[Start Dataset records]
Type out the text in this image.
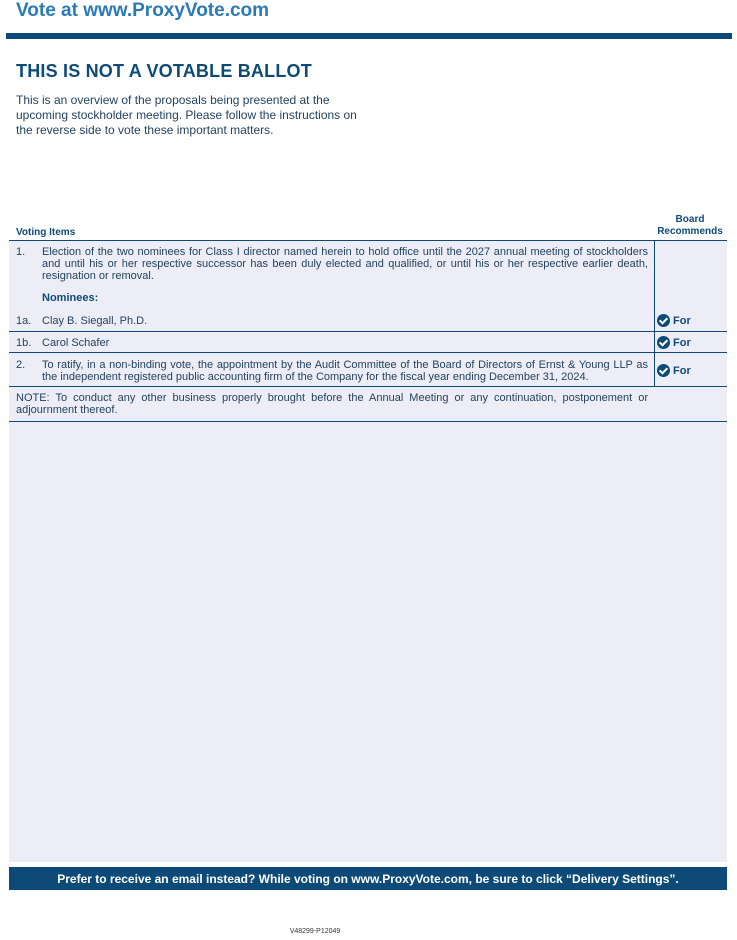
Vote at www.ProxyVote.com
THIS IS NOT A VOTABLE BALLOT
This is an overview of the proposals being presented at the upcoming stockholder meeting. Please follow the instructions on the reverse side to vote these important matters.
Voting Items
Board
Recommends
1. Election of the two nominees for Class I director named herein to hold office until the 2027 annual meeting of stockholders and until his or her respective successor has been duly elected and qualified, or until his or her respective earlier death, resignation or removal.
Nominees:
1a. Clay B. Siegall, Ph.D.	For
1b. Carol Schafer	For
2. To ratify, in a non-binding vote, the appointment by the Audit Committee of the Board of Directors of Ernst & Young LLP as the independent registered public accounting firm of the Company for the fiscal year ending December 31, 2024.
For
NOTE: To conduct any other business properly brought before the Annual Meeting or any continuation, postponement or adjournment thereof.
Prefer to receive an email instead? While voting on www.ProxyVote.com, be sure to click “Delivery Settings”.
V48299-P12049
[End Dataset records]
- Your instructions -
Copy the material exactly. Do not include the pictures.

- Written answer -
Type out the text in this image.
Vote at www.ProxyVote.com
THIS IS NOT A VOTABLE BALLOT
This is an overview of the proposals being presented at the upcoming stockholder meeting. Please follow the instructions on the reverse side to vote these important matters.
Voting Items
Board
Recommends
1. Election of the two nominees for Class I director named herein to hold office until the 2027 annual meeting of stockholders and until his or her respective successor has been duly elected and qualified, or until his or her respective earlier death, resignation or removal.
Nominees:
1a. Clay B. Siegall, Ph.D.	For
1b. Carol Schafer	For
2. To ratify, in a non-binding vote, the appointment by the Audit Committee of the Board of Directors of Ernst & Young LLP as the independent registered public accounting firm of the Company for the fiscal year ending December 31, 2024.
For
NOTE: To conduct any other business properly brought before the Annual Meeting or any continuation, postponement or adjournment thereof.
Prefer to receive an email instead? While voting on www.ProxyVote.com, be sure to click “Delivery Settings”.
V48299-P12049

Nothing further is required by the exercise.